YOUR GOAL. Locate all lines in the data below that hold "公共管理" and show them.

DATASET.
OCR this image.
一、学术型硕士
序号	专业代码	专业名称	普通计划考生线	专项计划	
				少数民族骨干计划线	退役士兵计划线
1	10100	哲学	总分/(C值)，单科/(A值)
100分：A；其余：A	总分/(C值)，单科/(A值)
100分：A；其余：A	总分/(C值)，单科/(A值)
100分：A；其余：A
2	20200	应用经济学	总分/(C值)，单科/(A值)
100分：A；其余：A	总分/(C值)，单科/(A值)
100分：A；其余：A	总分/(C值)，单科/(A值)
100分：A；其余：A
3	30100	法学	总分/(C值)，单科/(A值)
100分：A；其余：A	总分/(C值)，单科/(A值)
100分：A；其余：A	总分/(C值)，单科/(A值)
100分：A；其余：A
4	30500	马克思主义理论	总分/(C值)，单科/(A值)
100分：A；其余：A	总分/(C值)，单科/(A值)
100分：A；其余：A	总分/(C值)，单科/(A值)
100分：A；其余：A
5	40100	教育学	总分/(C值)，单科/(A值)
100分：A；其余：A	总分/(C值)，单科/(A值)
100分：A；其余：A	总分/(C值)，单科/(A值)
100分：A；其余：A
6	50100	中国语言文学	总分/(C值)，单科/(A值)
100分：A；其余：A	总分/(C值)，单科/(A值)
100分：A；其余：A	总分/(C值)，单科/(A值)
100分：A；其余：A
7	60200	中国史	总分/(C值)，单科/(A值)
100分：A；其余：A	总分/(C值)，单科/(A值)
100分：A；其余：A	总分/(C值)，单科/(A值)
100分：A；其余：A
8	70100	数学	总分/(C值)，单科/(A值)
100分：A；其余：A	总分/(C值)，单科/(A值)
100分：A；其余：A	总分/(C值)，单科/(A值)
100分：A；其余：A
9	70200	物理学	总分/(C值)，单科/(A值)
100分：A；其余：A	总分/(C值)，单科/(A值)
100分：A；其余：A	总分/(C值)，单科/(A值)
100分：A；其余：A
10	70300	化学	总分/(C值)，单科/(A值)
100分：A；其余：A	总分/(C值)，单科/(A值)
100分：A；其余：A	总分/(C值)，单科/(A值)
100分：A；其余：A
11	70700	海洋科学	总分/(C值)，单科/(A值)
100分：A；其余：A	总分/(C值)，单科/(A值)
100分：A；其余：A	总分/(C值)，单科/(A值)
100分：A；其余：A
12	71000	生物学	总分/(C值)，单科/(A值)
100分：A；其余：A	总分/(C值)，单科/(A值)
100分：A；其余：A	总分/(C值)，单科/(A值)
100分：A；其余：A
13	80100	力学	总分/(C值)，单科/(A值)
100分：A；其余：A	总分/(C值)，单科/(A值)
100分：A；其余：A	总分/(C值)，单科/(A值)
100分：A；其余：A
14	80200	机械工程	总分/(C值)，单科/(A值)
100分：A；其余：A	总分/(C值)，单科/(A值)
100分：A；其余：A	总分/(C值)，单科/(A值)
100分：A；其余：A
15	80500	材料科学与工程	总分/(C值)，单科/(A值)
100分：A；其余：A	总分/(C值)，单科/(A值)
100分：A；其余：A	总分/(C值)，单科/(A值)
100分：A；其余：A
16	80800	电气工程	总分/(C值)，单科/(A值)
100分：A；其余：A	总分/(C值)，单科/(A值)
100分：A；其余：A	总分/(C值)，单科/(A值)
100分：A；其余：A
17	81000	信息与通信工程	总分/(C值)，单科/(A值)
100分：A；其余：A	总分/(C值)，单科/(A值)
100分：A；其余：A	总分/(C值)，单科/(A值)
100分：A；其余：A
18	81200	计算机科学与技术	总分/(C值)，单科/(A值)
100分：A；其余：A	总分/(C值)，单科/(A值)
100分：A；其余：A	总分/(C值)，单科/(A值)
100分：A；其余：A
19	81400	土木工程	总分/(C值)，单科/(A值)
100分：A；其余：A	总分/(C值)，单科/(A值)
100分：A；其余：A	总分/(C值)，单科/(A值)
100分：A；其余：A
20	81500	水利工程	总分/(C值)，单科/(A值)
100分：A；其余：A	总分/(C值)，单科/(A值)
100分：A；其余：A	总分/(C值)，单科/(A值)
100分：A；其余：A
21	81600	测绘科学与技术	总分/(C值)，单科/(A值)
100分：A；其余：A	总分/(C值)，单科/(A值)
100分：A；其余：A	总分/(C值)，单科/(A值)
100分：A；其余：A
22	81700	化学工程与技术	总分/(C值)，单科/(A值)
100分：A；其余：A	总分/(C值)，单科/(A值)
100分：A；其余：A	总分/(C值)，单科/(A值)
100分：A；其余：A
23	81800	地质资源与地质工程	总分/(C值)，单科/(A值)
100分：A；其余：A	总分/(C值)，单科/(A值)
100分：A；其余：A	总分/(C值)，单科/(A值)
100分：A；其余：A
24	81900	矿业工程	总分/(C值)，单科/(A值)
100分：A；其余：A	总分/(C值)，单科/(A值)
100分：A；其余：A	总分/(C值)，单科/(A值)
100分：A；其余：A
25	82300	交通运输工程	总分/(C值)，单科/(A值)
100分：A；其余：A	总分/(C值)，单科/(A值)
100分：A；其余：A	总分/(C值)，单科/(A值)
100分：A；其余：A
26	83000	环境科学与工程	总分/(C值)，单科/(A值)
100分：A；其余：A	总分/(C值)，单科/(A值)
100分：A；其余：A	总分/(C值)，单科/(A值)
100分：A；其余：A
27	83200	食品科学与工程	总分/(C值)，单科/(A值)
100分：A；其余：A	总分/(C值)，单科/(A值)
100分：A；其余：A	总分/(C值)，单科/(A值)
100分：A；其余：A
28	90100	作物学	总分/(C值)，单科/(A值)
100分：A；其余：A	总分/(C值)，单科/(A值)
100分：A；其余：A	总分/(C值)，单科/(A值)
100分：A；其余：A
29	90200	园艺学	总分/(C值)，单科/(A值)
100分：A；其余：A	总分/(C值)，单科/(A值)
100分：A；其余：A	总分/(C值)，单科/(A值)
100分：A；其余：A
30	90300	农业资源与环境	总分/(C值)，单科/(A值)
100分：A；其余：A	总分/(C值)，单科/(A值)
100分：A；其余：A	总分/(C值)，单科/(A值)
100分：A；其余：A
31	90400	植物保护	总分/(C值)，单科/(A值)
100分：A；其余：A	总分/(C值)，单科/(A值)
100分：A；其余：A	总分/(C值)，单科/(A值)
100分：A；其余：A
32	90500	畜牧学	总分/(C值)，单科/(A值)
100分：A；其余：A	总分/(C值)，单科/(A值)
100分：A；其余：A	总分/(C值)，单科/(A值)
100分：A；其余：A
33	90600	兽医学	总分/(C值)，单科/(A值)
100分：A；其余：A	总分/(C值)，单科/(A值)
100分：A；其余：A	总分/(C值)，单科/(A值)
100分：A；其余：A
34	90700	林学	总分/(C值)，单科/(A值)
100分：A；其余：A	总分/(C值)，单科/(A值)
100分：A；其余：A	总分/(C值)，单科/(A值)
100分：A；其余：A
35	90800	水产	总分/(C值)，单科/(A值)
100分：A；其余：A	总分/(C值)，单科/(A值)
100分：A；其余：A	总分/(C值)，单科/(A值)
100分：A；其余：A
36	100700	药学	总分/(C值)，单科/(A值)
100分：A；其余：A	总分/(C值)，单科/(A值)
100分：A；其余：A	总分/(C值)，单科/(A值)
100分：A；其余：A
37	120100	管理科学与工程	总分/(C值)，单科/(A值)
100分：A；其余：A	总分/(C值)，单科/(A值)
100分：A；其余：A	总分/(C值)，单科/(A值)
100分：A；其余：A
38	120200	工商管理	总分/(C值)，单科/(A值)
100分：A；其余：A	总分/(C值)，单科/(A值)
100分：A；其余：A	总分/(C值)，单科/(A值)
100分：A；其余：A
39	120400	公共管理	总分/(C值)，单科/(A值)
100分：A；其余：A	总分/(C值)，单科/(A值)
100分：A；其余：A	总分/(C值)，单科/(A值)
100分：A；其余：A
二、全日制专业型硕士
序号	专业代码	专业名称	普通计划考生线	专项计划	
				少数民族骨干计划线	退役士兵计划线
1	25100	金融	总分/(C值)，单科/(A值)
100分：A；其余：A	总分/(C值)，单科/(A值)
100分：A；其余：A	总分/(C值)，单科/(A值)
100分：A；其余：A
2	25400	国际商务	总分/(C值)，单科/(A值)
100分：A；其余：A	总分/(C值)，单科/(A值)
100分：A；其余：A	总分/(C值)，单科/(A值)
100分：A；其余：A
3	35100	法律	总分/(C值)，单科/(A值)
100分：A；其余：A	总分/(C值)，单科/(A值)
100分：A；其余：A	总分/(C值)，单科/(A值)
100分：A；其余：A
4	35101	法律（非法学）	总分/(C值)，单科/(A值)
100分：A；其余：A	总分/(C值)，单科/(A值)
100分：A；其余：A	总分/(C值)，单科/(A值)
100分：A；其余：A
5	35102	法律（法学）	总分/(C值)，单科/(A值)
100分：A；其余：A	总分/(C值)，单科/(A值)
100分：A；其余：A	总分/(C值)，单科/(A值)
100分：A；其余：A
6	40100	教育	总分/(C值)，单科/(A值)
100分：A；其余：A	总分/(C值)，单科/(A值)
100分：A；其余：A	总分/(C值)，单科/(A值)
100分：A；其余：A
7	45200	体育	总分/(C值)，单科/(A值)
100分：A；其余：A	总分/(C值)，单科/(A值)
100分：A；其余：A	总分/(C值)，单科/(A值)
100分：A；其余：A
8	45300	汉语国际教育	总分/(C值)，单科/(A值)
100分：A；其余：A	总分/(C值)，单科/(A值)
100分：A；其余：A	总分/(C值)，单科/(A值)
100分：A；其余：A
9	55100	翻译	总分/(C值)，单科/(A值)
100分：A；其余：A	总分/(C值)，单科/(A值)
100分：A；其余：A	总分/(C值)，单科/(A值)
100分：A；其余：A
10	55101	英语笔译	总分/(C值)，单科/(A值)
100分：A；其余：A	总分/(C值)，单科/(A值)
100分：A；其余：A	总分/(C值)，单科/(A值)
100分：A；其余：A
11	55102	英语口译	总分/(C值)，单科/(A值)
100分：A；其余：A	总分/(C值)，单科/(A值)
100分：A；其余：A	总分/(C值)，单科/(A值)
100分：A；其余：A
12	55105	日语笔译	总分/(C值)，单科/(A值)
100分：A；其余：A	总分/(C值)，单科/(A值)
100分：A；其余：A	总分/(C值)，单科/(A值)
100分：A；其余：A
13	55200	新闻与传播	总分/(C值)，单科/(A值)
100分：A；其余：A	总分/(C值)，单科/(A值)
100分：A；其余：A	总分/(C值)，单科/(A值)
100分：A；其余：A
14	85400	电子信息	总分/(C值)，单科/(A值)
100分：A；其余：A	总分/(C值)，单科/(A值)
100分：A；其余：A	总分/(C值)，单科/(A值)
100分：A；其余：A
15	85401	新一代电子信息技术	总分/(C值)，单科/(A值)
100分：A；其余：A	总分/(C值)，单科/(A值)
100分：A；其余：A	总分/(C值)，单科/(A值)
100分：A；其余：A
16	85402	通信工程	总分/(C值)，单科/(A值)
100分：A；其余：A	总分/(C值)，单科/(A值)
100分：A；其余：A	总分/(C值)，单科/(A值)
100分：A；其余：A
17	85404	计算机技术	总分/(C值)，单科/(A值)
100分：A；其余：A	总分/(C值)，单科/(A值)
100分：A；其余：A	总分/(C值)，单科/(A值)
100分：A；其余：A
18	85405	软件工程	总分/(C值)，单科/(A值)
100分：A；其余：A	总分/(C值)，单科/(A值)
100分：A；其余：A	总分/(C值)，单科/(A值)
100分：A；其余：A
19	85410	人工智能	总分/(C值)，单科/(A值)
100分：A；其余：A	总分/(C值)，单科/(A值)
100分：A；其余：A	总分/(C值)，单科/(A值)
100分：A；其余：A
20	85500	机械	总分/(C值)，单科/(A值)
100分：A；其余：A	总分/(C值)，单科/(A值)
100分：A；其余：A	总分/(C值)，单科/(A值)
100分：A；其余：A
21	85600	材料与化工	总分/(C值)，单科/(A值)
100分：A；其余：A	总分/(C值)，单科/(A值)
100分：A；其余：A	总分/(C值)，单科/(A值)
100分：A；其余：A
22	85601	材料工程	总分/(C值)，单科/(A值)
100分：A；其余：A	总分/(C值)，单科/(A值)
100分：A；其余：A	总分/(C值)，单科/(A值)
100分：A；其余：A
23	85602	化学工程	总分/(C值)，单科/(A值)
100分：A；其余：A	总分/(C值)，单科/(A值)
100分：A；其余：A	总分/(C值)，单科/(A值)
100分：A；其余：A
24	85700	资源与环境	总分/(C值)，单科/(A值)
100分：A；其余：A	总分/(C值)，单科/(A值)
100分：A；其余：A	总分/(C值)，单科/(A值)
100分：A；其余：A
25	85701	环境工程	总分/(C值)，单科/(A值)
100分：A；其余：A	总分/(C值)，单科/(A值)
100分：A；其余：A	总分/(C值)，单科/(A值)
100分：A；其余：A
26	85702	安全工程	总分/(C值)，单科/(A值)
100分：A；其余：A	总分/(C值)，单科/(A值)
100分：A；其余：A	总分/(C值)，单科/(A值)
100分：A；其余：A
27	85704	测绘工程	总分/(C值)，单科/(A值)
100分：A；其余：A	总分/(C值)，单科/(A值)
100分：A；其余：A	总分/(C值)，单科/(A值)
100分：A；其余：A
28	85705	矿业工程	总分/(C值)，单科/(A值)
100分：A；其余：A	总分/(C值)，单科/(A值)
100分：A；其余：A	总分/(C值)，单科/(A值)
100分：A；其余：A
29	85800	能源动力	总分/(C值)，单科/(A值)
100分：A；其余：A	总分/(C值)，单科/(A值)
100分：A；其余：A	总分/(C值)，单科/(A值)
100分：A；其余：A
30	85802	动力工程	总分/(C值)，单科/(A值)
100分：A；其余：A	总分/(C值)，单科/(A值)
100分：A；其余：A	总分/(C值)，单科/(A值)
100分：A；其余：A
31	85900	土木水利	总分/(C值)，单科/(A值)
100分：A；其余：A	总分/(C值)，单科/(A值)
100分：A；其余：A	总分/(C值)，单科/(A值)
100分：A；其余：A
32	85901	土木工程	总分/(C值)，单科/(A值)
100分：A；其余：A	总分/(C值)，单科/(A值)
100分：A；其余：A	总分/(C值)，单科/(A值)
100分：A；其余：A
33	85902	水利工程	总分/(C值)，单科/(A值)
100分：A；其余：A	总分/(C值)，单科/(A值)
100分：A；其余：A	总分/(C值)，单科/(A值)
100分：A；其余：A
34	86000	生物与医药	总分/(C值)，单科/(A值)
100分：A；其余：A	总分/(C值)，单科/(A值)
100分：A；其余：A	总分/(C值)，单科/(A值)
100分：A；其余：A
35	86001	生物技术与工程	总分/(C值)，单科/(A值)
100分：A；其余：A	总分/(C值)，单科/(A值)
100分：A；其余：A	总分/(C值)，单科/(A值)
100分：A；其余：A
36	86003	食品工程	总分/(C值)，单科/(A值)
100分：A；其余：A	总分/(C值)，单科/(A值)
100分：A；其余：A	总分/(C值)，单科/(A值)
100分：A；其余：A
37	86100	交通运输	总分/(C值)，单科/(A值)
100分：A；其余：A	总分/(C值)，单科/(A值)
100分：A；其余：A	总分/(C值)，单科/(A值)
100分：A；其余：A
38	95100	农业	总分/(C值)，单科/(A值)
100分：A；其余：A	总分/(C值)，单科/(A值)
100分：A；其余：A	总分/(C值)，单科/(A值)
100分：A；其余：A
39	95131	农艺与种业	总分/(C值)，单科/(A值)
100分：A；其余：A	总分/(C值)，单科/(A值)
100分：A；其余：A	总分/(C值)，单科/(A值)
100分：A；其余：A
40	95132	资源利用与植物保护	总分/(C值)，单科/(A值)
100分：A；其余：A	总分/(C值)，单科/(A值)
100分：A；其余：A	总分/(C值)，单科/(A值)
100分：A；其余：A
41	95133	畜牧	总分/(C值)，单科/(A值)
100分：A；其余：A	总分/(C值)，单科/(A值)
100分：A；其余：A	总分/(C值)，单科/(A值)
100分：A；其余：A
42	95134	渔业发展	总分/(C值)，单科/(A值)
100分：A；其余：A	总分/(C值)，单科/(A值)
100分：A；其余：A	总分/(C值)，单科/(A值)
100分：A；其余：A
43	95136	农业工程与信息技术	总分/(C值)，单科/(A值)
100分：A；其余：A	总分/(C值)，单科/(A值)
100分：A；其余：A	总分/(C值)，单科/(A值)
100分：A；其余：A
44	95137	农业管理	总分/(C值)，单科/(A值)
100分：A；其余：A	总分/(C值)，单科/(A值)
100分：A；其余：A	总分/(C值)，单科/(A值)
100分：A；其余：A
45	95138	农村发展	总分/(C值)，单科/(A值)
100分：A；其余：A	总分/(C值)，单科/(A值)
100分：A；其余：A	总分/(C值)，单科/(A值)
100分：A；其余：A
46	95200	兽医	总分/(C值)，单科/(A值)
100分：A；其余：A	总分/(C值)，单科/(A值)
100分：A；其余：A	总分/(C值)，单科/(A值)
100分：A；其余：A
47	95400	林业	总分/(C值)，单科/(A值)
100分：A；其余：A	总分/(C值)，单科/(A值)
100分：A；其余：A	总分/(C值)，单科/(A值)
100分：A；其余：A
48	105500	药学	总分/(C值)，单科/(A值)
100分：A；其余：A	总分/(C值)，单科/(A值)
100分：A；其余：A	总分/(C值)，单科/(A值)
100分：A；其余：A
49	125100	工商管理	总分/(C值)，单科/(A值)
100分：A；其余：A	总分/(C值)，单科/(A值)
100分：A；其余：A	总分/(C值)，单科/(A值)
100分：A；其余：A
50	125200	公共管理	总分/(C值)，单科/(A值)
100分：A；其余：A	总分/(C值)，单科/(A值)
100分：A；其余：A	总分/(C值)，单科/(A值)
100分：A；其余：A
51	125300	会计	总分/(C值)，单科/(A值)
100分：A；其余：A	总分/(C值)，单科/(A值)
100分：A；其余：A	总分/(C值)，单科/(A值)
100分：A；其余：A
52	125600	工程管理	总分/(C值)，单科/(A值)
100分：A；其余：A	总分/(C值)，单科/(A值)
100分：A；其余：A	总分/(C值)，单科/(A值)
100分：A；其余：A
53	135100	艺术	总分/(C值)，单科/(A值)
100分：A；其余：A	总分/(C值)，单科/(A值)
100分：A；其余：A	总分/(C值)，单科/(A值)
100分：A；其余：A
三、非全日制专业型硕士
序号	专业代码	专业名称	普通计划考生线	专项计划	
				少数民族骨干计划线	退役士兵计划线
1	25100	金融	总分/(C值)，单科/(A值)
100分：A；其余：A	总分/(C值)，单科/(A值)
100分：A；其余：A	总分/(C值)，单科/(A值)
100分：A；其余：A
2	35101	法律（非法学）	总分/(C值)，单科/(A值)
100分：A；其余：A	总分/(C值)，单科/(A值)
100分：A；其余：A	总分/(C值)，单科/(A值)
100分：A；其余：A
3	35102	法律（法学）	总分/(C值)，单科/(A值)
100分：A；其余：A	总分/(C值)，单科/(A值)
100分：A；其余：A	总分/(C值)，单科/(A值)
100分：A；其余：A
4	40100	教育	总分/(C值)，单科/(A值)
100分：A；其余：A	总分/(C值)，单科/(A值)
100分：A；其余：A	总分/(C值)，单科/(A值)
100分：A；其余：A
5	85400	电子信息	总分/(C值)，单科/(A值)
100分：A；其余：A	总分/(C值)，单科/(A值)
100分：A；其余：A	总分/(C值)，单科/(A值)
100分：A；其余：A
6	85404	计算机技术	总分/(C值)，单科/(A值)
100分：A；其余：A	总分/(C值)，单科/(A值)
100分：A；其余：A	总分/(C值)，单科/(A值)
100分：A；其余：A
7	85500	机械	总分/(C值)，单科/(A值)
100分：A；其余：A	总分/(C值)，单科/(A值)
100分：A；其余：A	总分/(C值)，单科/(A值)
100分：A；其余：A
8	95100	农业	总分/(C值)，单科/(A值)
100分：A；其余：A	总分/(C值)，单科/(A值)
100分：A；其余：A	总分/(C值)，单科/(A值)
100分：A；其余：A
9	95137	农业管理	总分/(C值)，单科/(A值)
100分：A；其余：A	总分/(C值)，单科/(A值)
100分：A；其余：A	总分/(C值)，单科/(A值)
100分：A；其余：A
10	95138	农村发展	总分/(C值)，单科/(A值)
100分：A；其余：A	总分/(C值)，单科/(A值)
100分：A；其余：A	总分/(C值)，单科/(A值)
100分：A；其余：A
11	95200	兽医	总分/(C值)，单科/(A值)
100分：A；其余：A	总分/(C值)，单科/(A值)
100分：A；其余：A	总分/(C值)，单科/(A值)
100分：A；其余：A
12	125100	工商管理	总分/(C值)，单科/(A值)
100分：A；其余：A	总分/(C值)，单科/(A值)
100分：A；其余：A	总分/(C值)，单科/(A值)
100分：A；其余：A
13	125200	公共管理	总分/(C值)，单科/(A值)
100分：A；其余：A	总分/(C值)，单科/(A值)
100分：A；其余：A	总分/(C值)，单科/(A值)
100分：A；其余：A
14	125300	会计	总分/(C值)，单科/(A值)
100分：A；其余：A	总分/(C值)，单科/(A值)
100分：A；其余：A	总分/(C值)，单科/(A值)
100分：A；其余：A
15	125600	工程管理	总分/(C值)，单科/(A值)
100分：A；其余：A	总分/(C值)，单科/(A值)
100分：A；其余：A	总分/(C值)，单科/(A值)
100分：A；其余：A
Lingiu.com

SOLVED EXERCISE.
39	120400	公共管理	总分/(C值)，单科/(A值)
50	125200	公共管理	总分/(C值)，单科/(A值)
13	125200	公共管理	总分/(C值)，单科/(A值)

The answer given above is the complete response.